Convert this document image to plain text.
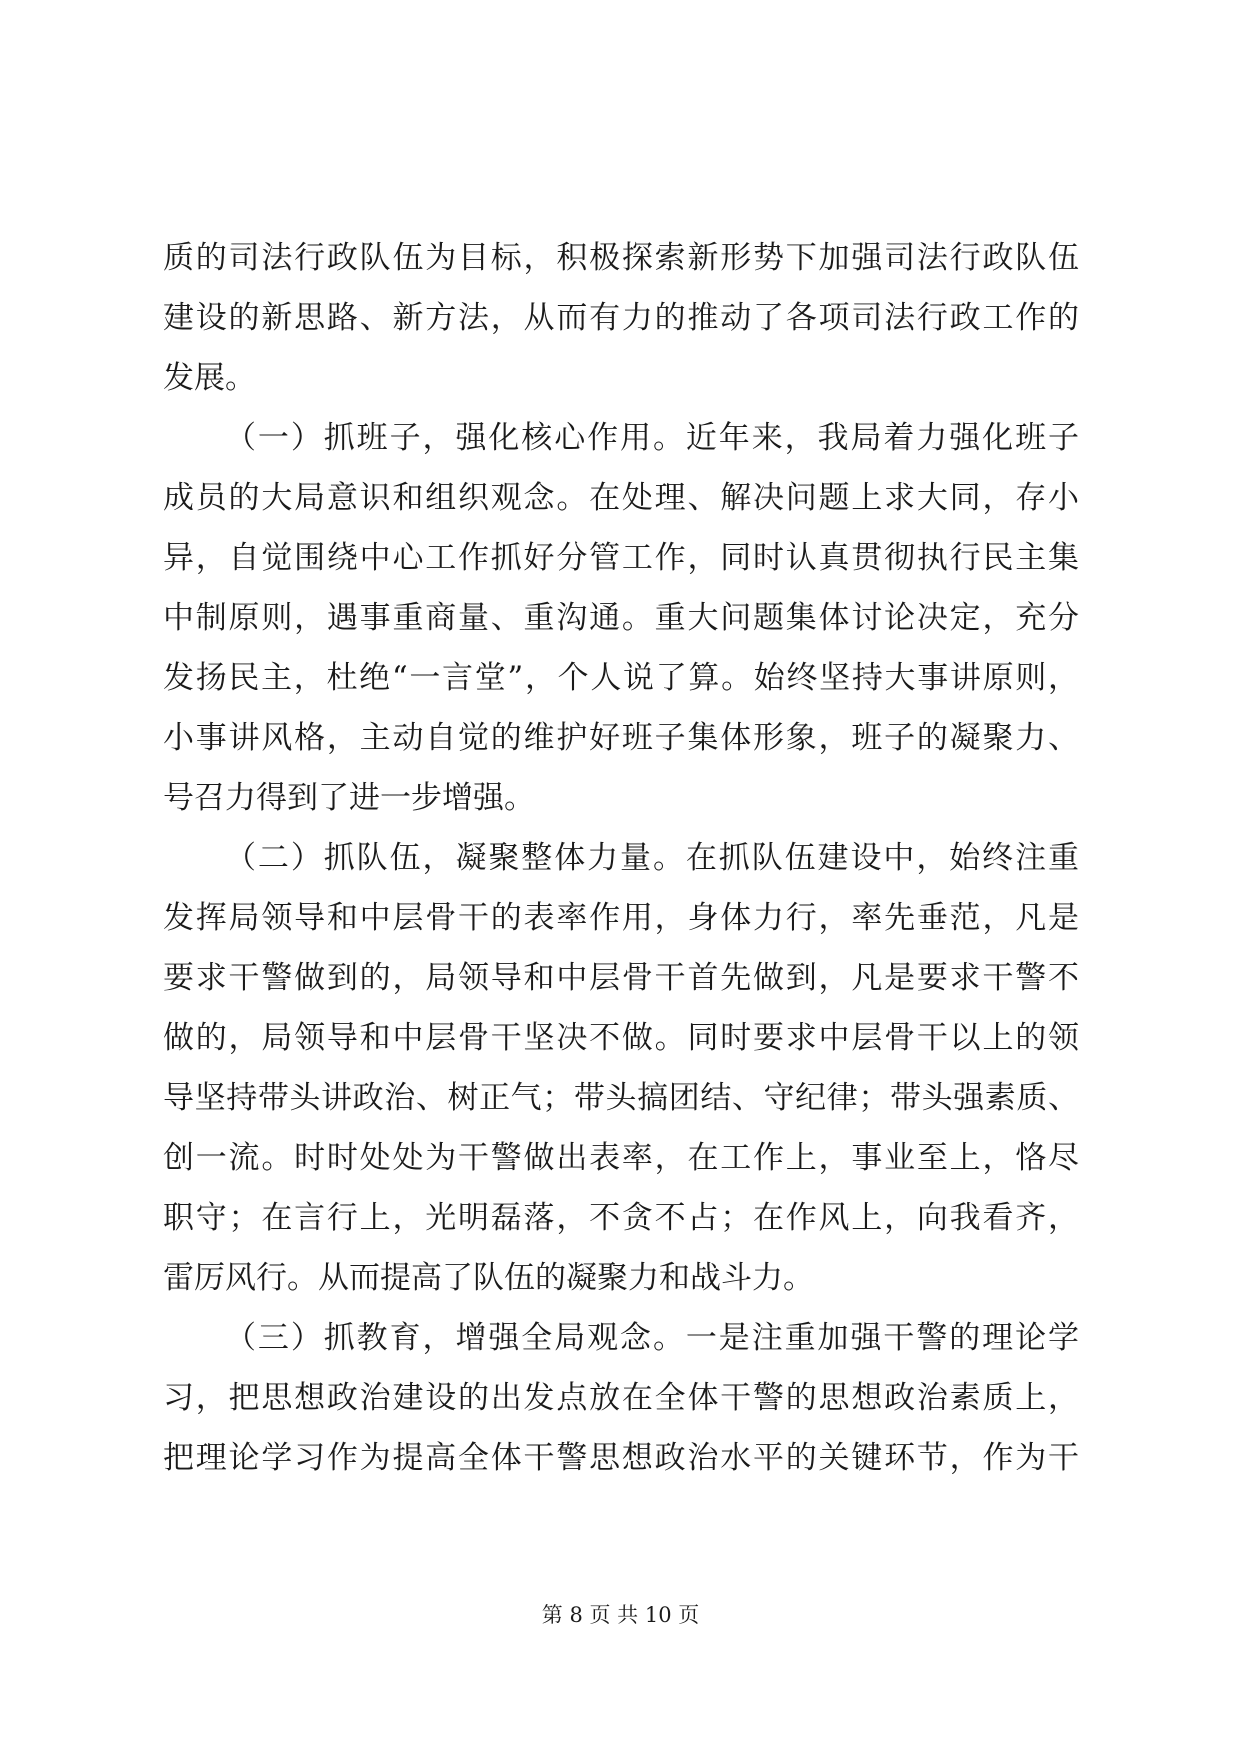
质的司法行政队伍为目标，积极探索新形势下加强司法行政队伍
建设的新思路、新方法，从而有力的推动了各项司法行政工作的
发展。
（一）抓班子，强化核心作用。近年来，我局着力强化班子
成员的大局意识和组织观念。在处理、解决问题上求大同，存小
异，自觉围绕中心工作抓好分管工作，同时认真贯彻执行民主集
中制原则，遇事重商量、重沟通。重大问题集体讨论决定，充分
发扬民主，杜绝“一言堂”，个人说了算。始终坚持大事讲原则，
小事讲风格，主动自觉的维护好班子集体形象，班子的凝聚力、
号召力得到了进一步增强。
（二）抓队伍，凝聚整体力量。在抓队伍建设中，始终注重
发挥局领导和中层骨干的表率作用，身体力行，率先垂范，凡是
要求干警做到的，局领导和中层骨干首先做到，凡是要求干警不
做的，局领导和中层骨干坚决不做。同时要求中层骨干以上的领
导坚持带头讲政治、树正气；带头搞团结、守纪律；带头强素质、
创一流。时时处处为干警做出表率，在工作上，事业至上，恪尽
职守；在言行上，光明磊落，不贪不占；在作风上，向我看齐，
雷厉风行。从而提高了队伍的凝聚力和战斗力。
（三）抓教育，增强全局观念。一是注重加强干警的理论学
习，把思想政治建设的出发点放在全体干警的思想政治素质上，
把理论学习作为提高全体干警思想政治水平的关键环节，作为干
第 8 页 共 10 页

---

REQUIREMENT – Using the material above, retype each entry exactly and omit the pictures.

COMPLETE RESPONSE –
Convert this document image to plain text.
质的司法行政队伍为目标，积极探索新形势下加强司法行政队伍
建设的新思路、新方法，从而有力的推动了各项司法行政工作的
发展。
（一）抓班子，强化核心作用。近年来，我局着力强化班子
成员的大局意识和组织观念。在处理、解决问题上求大同，存小
异，自觉围绕中心工作抓好分管工作，同时认真贯彻执行民主集
中制原则，遇事重商量、重沟通。重大问题集体讨论决定，充分
发扬民主，杜绝“一言堂”，个人说了算。始终坚持大事讲原则，
小事讲风格，主动自觉的维护好班子集体形象，班子的凝聚力、
号召力得到了进一步增强。
（二）抓队伍，凝聚整体力量。在抓队伍建设中，始终注重
发挥局领导和中层骨干的表率作用，身体力行，率先垂范，凡是
要求干警做到的，局领导和中层骨干首先做到，凡是要求干警不
做的，局领导和中层骨干坚决不做。同时要求中层骨干以上的领
导坚持带头讲政治、树正气；带头搞团结、守纪律；带头强素质、
创一流。时时处处为干警做出表率，在工作上，事业至上，恪尽
职守；在言行上，光明磊落，不贪不占；在作风上，向我看齐，
雷厉风行。从而提高了队伍的凝聚力和战斗力。
（三）抓教育，增强全局观念。一是注重加强干警的理论学
习，把思想政治建设的出发点放在全体干警的思想政治素质上，
把理论学习作为提高全体干警思想政治水平的关键环节，作为干
第 8 页 共 10 页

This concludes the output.